(Stored data entries)
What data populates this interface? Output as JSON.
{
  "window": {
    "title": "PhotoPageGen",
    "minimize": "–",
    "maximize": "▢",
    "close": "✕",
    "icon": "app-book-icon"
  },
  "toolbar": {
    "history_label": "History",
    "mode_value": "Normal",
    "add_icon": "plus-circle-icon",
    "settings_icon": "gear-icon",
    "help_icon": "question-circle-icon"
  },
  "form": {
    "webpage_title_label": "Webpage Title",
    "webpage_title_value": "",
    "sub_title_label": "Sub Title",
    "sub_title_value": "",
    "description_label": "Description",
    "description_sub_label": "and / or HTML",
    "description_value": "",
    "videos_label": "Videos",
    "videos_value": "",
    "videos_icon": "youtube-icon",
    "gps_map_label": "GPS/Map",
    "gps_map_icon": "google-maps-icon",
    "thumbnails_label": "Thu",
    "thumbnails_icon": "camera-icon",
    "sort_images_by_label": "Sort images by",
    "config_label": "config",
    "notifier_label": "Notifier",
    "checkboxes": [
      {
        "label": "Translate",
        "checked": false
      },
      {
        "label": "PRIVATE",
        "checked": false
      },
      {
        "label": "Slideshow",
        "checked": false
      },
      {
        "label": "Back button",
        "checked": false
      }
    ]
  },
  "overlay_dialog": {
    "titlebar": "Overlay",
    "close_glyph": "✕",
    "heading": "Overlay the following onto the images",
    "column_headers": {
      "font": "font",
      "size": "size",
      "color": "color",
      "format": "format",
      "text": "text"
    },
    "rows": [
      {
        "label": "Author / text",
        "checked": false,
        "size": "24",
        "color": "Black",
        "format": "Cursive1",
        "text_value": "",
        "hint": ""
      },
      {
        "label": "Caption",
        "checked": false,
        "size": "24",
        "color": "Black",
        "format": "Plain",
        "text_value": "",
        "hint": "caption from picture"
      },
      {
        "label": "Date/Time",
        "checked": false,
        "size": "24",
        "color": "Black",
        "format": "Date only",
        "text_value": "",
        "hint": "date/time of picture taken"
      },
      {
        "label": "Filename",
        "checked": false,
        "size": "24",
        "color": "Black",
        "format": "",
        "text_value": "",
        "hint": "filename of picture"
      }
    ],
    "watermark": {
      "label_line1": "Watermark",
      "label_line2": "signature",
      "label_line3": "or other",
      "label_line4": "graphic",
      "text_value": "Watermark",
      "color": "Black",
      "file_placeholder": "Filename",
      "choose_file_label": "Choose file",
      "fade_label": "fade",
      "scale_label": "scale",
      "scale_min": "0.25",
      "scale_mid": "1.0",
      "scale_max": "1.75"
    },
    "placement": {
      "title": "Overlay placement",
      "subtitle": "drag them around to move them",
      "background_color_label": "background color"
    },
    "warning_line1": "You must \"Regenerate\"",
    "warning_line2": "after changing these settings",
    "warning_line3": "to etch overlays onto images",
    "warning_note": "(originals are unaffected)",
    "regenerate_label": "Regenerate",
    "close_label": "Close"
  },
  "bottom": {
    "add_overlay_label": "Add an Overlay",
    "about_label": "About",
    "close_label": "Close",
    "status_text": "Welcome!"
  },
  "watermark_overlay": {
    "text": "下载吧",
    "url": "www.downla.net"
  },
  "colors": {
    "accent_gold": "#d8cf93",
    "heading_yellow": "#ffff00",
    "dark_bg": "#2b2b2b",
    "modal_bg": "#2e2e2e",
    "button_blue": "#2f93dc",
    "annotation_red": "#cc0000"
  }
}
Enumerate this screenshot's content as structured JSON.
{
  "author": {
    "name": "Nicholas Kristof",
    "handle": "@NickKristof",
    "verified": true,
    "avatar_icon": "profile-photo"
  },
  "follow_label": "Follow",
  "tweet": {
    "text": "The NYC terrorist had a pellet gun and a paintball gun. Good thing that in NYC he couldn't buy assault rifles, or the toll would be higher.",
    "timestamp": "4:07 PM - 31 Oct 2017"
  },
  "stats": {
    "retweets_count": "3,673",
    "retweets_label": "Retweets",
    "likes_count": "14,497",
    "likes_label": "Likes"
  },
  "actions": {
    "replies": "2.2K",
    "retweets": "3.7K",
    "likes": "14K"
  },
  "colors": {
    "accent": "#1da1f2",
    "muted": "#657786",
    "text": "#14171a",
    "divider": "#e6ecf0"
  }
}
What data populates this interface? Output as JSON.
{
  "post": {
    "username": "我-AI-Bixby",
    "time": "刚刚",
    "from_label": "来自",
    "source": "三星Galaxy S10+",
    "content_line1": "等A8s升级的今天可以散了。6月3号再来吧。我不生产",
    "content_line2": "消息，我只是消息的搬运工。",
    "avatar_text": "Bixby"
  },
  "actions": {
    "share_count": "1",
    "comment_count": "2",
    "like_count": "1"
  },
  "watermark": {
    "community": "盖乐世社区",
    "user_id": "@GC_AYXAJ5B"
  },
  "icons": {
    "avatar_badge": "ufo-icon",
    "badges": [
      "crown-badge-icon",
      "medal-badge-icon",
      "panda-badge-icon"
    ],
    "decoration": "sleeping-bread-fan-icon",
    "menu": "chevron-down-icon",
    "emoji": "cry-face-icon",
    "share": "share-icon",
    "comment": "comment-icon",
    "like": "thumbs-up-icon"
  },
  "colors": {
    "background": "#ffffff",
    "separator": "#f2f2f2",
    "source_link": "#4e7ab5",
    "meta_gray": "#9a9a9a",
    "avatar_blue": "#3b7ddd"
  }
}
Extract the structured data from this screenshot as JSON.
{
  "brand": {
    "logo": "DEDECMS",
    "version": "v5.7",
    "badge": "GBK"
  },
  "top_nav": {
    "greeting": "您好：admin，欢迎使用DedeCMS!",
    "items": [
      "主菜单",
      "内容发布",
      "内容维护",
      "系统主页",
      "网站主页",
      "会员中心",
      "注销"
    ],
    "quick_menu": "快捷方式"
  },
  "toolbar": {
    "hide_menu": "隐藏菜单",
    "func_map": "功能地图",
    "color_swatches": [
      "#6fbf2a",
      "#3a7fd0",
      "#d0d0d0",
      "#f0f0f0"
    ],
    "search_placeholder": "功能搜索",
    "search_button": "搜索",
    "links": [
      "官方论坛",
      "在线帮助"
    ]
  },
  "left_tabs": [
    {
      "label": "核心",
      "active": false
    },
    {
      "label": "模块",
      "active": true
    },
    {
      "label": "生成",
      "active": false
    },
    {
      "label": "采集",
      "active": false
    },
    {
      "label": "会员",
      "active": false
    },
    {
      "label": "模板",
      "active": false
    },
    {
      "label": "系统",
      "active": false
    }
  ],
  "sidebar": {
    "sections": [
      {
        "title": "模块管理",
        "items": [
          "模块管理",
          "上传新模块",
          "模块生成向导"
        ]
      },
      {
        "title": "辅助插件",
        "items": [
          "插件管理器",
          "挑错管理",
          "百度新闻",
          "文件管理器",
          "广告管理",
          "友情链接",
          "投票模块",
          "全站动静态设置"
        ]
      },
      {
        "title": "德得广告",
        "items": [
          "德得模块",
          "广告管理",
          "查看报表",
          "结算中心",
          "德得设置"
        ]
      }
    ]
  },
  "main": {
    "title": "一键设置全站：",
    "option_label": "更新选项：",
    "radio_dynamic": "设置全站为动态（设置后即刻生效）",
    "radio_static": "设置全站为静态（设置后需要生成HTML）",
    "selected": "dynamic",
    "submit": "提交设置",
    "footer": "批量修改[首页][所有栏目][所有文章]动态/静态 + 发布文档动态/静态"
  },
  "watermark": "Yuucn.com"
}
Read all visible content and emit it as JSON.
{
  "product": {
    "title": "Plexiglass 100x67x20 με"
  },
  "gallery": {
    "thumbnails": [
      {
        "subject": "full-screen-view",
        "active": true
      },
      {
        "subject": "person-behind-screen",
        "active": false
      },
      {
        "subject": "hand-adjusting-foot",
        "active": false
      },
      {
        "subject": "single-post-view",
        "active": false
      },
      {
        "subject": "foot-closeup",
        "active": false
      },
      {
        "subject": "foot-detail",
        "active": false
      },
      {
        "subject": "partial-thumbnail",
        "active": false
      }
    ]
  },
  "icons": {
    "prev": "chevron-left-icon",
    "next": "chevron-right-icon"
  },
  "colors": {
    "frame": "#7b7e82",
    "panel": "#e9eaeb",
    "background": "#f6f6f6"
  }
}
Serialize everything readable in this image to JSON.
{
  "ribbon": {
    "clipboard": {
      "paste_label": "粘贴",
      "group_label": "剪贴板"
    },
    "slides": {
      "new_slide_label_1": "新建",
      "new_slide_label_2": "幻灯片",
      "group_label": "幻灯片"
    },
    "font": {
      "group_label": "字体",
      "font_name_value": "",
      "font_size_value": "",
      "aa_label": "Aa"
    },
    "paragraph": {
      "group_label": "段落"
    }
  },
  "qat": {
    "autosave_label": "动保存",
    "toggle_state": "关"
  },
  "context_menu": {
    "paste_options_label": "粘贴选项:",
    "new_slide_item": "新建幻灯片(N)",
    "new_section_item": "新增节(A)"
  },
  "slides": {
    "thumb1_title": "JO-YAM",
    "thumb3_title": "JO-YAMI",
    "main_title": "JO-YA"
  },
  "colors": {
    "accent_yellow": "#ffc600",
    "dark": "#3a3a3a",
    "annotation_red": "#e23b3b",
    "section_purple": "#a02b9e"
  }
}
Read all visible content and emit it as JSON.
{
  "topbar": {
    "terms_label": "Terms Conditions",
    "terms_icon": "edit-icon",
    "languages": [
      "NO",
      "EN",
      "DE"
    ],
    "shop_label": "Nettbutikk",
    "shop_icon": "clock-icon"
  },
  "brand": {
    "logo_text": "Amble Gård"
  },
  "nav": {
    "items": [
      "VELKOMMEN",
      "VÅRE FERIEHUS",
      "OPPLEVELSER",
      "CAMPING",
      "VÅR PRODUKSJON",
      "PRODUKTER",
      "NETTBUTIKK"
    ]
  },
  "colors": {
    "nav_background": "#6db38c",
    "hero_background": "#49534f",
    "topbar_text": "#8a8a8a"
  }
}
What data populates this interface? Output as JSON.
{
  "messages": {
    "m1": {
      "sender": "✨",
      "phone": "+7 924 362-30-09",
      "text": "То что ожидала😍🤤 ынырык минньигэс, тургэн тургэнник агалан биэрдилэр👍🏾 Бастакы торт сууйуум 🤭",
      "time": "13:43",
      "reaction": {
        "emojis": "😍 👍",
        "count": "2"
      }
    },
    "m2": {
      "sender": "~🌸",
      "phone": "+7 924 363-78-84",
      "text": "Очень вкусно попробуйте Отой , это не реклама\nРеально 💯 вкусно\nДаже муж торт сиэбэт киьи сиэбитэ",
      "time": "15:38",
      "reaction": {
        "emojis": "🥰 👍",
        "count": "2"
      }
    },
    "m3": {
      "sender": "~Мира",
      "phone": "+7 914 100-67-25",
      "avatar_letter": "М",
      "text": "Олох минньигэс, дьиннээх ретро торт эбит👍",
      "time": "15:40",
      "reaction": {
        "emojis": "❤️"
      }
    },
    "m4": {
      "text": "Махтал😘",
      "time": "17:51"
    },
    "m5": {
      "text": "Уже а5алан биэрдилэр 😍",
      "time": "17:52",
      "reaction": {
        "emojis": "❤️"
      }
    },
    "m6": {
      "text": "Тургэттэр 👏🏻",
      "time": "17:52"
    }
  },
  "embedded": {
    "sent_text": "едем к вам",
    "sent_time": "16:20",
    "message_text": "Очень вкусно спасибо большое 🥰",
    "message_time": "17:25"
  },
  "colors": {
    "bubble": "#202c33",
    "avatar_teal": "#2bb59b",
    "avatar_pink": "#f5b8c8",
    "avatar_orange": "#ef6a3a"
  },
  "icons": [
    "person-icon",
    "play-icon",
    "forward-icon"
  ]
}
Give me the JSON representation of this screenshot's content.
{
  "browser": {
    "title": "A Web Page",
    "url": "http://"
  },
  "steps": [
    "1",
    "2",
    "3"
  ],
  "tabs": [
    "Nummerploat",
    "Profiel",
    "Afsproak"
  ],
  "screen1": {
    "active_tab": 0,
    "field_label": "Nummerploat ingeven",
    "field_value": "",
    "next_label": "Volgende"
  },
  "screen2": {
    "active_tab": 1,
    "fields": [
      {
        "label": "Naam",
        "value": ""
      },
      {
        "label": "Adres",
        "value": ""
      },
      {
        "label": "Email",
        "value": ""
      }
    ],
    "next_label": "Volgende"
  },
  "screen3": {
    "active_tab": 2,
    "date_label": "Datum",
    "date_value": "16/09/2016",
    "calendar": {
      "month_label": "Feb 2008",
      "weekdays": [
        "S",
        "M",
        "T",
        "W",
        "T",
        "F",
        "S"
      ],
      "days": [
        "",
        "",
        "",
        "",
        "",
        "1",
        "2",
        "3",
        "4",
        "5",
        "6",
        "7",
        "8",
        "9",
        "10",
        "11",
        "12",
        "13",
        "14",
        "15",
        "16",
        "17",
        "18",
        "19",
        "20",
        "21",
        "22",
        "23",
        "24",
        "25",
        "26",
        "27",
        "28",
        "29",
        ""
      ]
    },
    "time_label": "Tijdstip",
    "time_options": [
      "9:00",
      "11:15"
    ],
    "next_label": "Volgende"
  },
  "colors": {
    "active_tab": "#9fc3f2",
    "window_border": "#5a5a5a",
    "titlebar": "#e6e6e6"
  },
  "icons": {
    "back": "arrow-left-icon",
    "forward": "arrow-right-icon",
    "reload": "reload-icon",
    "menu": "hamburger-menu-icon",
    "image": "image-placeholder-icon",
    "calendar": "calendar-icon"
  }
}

• JOB
Copy out each line of the data containing the string "images".

• EXERCISE OUTPUT
    "sort_images_by_label": "Sort images by",
    "heading": "Overlay the following onto the images",
    "warning_line3": "to etch overlays onto images",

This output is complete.